(DATA SECTION begins)

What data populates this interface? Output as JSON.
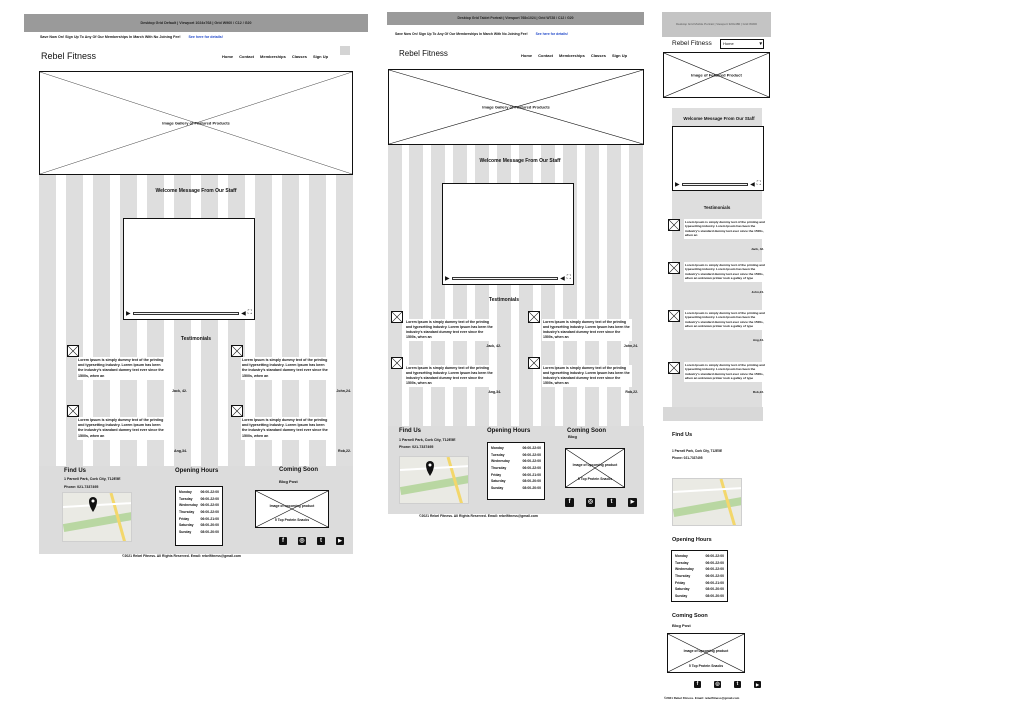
{
  "desktop": {
    "topbar": "Desktop Grid Default | Viewport 1024x768 | Grid W960 / C12 / G20",
    "promo": "Save Now On! Sign Up To Any Of Our Memberships In March With No Joining Fee!",
    "promo_link": "See here for details!",
    "brand": "Rebel Fitness",
    "nav": [
      "Home",
      "Contact",
      "Memberships",
      "Classes",
      "Sign Up"
    ],
    "hero_caption": "Image Gallery of Featured Products",
    "welcome": "Welcome Message From Our Staff",
    "testimonials_heading": "Testimonials",
    "testimonials": [
      {
        "text": "Lorem Ipsum is simply dummy text of the printing and typesetting industry. Lorem Ipsum has been the industry's standard dummy text ever since the 1500s, when an",
        "name": "Jack, 42."
      },
      {
        "text": "Lorem Ipsum is simply dummy text of the printing and typesetting industry. Lorem Ipsum has been the industry's standard dummy text ever since the 1500s, when an",
        "name": "John,24."
      },
      {
        "text": "Lorem Ipsum is simply dummy text of the printing and typesetting industry. Lorem Ipsum has been the industry's standard dummy text ever since the 1500s, when an",
        "name": "Ang,34."
      },
      {
        "text": "Lorem Ipsum is simply dummy text of the printing and typesetting industry. Lorem Ipsum has been the industry's standard dummy text ever since the 1500s, when an",
        "name": "Rob,22."
      }
    ],
    "find_us": "Find Us",
    "address": "1 Parnell Park, Cork City, T12E5E",
    "phone": "Phone: 021-7337495",
    "opening_hours": "Opening Hours",
    "coming_soon": "Coming Soon",
    "blog_post": "Blog Post",
    "blog_image": "Image of upcoming product",
    "blog_title": "5 Top Protein Snacks",
    "copyright": "©2021 Rebel Fitness. All Rights Reserved. Email: rebelfitness@gmail.com"
  },
  "tablet": {
    "topbar": "Desktop Grid Tablet Portrait | Viewport 768x1024 | Grid W728 / C12 / G20",
    "promo": "Save Now On! Sign Up To Any Of Our Memberships In March With No Joining Fee!",
    "promo_link": "See here for details!",
    "brand": "Rebel Fitness",
    "nav": [
      "Home",
      "Contact",
      "Memberships",
      "Classes",
      "Sign Up"
    ],
    "hero_caption": "Image Gallery of Featured Products",
    "welcome": "Welcome Message From Our Staff",
    "testimonials_heading": "Testimonials",
    "testimonials": [
      {
        "text": "Lorem Ipsum is simply dummy text of the printing and typesetting industry. Lorem Ipsum has been the industry's standard dummy text ever since the 1500s, when an",
        "name": "Jack, 42."
      },
      {
        "text": "Lorem Ipsum is simply dummy text of the printing and typesetting industry. Lorem Ipsum has been the industry's standard dummy text ever since the 1500s, when an",
        "name": "John,24."
      },
      {
        "text": "Lorem Ipsum is simply dummy text of the printing and typesetting industry. Lorem Ipsum has been the industry's standard dummy text ever since the 1500s, when an",
        "name": "Ang,34."
      },
      {
        "text": "Lorem Ipsum is simply dummy text of the printing and typesetting industry. Lorem Ipsum has been the industry's standard dummy text ever since the 1500s, when an",
        "name": "Rob,22."
      }
    ],
    "find_us": "Find Us",
    "address": "1 Parnell Park, Cork City, T12E5E",
    "phone": "Phone: 021-7337495",
    "opening_hours": "Opening Hours",
    "coming_soon": "Coming Soon",
    "blog_post": "Blog",
    "blog_image": "Image of upcoming product",
    "blog_title": "5 Top Protein Snacks",
    "copyright": "©2021 Rebel Fitness. All Rights Reserved. Email: rebelfitness@gmail.com"
  },
  "mobile": {
    "topbar": "Desktop Grid Mobile Portrait | Viewport 320x480 | Grid W300",
    "brand": "Rebel Fitness",
    "menu_select": "Home",
    "hero_caption": "Image of Featured Product",
    "welcome": "Welcome Message From Our Staff",
    "testimonials_heading": "Testimonials",
    "testimonials": [
      {
        "text": "Lorem Ipsum is simply dummy text of the printing and typesetting industry. Lorem Ipsum has been the industry's standard dummy text ever since the 1500s, when an",
        "name": "Jack, 42."
      },
      {
        "text": "Lorem Ipsum is simply dummy text of the printing and typesetting industry. Lorem Ipsum has been the industry's standard dummy text ever since the 1500s, when an unknown printer took a galley of type",
        "name": "John,24."
      },
      {
        "text": "Lorem Ipsum is simply dummy text of the printing and typesetting industry. Lorem Ipsum has been the industry's standard dummy text ever since the 1500s, when an unknown printer took a galley of type",
        "name": "Ang,34."
      },
      {
        "text": "Lorem Ipsum is simply dummy text of the printing and typesetting industry. Lorem Ipsum has been the industry's standard dummy text ever since the 1500s, when an unknown printer took a galley of type",
        "name": "Rob,22."
      }
    ],
    "find_us": "Find Us",
    "address": "1 Parnell Park, Cork City, T12E5E",
    "phone": "Phone: 021-7337495",
    "opening_hours": "Opening Hours",
    "coming_soon": "Coming Soon",
    "blog_post": "Blog Post",
    "blog_image": "Image of upcoming product",
    "blog_title": "5 Top Protein Snacks",
    "copyright": "©2021 Rebel Fitness. Email: rebelfitness@gmail.com"
  },
  "hours": [
    {
      "day": "Monday",
      "time": "06:00-22:00"
    },
    {
      "day": "Tuesday",
      "time": "06:00-22:00"
    },
    {
      "day": "Wednesday",
      "time": "06:00-22:00"
    },
    {
      "day": "Thursday",
      "time": "06:00-22:00"
    },
    {
      "day": "Friday",
      "time": "06:00-21:00"
    },
    {
      "day": "Saturday",
      "time": "08:00-20:00"
    },
    {
      "day": "Sunday",
      "time": "08:00-20:00"
    }
  ],
  "icons": [
    "facebook-icon",
    "instagram-icon",
    "twitter-icon",
    "youtube-icon"
  ]
}
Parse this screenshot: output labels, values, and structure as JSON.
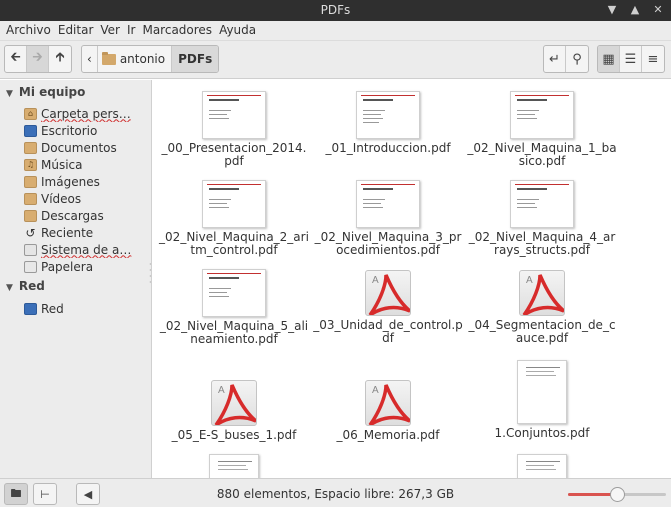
{
  "window": {
    "title": "PDFs"
  },
  "menubar": {
    "items": [
      "Archivo",
      "Editar",
      "Ver",
      "Ir",
      "Marcadores",
      "Ayuda"
    ]
  },
  "breadcrumb": {
    "items": [
      "antonio",
      "PDFs"
    ]
  },
  "sidebar": {
    "sections": [
      {
        "header": "Mi equipo",
        "items": [
          "Carpeta pers…",
          "Escritorio",
          "Documentos",
          "Música",
          "Imágenes",
          "Vídeos",
          "Descargas",
          "Reciente",
          "Sistema de a…",
          "Papelera"
        ]
      },
      {
        "header": "Red",
        "items": [
          "Red"
        ]
      }
    ]
  },
  "files": [
    {
      "name": "_00_Presentacion_2014.pdf",
      "thumb": "slide"
    },
    {
      "name": "_01_Introduccion.pdf",
      "thumb": "slide"
    },
    {
      "name": "_02_Nivel_Maquina_1_basico.pdf",
      "thumb": "slide"
    },
    {
      "name": "_02_Nivel_Maquina_2_aritm_control.pdf",
      "thumb": "slide"
    },
    {
      "name": "_02_Nivel_Maquina_3_procedimientos.pdf",
      "thumb": "slide"
    },
    {
      "name": "_02_Nivel_Maquina_4_arrays_structs.pdf",
      "thumb": "slide"
    },
    {
      "name": "_02_Nivel_Maquina_5_alineamiento.pdf",
      "thumb": "slide"
    },
    {
      "name": "_03_Unidad_de_control.pdf",
      "thumb": "pdf-icon"
    },
    {
      "name": "_04_Segmentacion_de_cauce.pdf",
      "thumb": "pdf-icon"
    },
    {
      "name": "_05_E-S_buses_1.pdf",
      "thumb": "pdf-icon"
    },
    {
      "name": "_06_Memoria.pdf",
      "thumb": "pdf-icon"
    },
    {
      "name": "1.Conjuntos.pdf",
      "thumb": "page"
    },
    {
      "name": "",
      "thumb": "page"
    },
    {
      "name": "",
      "thumb": "page"
    }
  ],
  "statusbar": {
    "text": "880 elementos, Espacio libre: 267,3 GB",
    "zoom_fraction": 0.5
  },
  "colors": {
    "accent": "#d9534f",
    "folder": "#d8ad70"
  }
}
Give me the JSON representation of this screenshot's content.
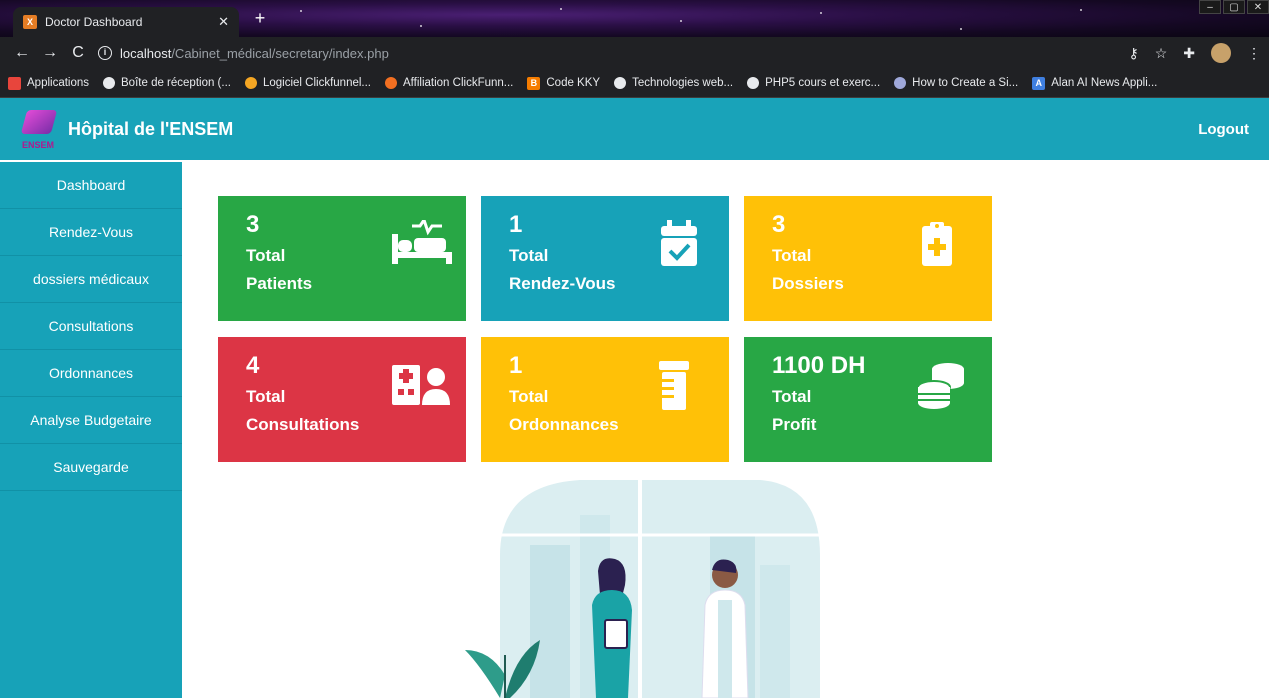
{
  "browser": {
    "tab_title": "Doctor Dashboard",
    "url_host": "localhost",
    "url_path": "/Cabinet_médical/secretary/index.php",
    "bookmarks": [
      "Applications",
      "Boîte de réception (...",
      "Logiciel Clickfunnel...",
      "Affiliation ClickFunn...",
      "Code KKY",
      "Technologies web...",
      "PHP5 cours et exerc...",
      "How to Create a Si...",
      "Alan AI News Appli..."
    ]
  },
  "header": {
    "logo_text": "ENSEM",
    "title": "Hôpital de l'ENSEM",
    "logout": "Logout"
  },
  "sidebar": {
    "items": [
      "Dashboard",
      "Rendez-Vous",
      "dossiers médicaux",
      "Consultations",
      "Ordonnances",
      "Analyse Budgetaire",
      "Sauvegarde"
    ]
  },
  "cards": [
    {
      "value": "3",
      "line1": "Total",
      "line2": "Patients",
      "color": "#28a745",
      "icon": "bed-pulse-icon"
    },
    {
      "value": "1",
      "line1": "Total",
      "line2": "Rendez-Vous",
      "color": "#17a2b8",
      "icon": "calendar-check-icon"
    },
    {
      "value": "3",
      "line1": "Total",
      "line2": "Dossiers",
      "color": "#ffc107",
      "icon": "clipboard-medical-icon"
    },
    {
      "value": "4",
      "line1": "Total",
      "line2": "Consultations",
      "color": "#dc3545",
      "icon": "hospital-user-icon"
    },
    {
      "value": "1",
      "line1": "Total",
      "line2": "Ordonnances",
      "color": "#ffc107",
      "icon": "prescription-bottle-icon"
    },
    {
      "value": "1100 DH",
      "line1": "Total",
      "line2": "Profit",
      "color": "#28a745",
      "icon": "coins-icon"
    }
  ]
}
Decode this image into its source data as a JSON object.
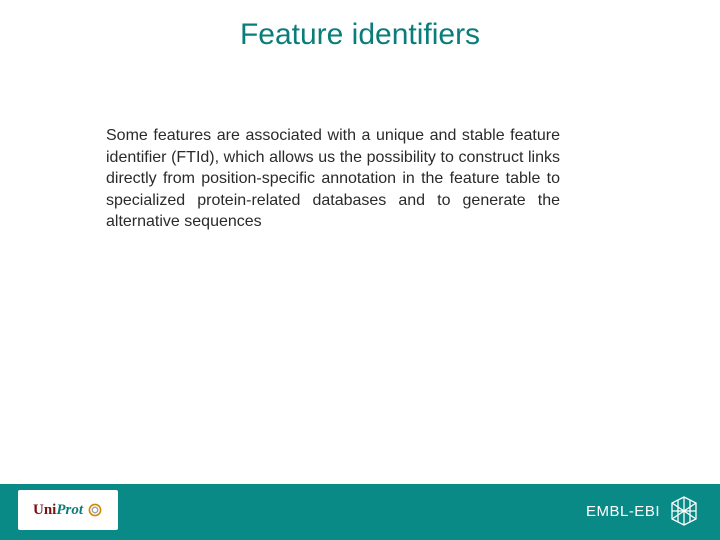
{
  "title": "Feature identifiers",
  "body": "Some features are associated with a unique and stable feature identifier (FTId), which allows us the possibility to construct links directly from position-specific annotation in the feature table to specialized protein-related databases and to generate the alternative sequences",
  "footer": {
    "uniprot": {
      "uni": "Uni",
      "prot": "Prot"
    },
    "ebi": "EMBL-EBI"
  },
  "colors": {
    "accent": "#0a7d7a",
    "footer_bg": "#0a8a87",
    "uni": "#7a1212"
  }
}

(DATA SECTION ends)

EXERCISE OBJECTIVE: Only the lines from the one that holds "Decode this image" through the end of the records above should be printed again, exactly as they are. Leave out the pictures.

TASK ANSWER:
Decode this image into its source data as a JSON object.
{
  "title": "Feature identifiers",
  "body": "Some features are associated with a unique and stable feature identifier (FTId), which allows us the possibility to construct links directly from position-specific annotation in the feature table to specialized protein-related databases and to generate the alternative sequences",
  "footer": {
    "uniprot": {
      "uni": "Uni",
      "prot": "Prot"
    },
    "ebi": "EMBL-EBI"
  },
  "colors": {
    "accent": "#0a7d7a",
    "footer_bg": "#0a8a87",
    "uni": "#7a1212"
  }
}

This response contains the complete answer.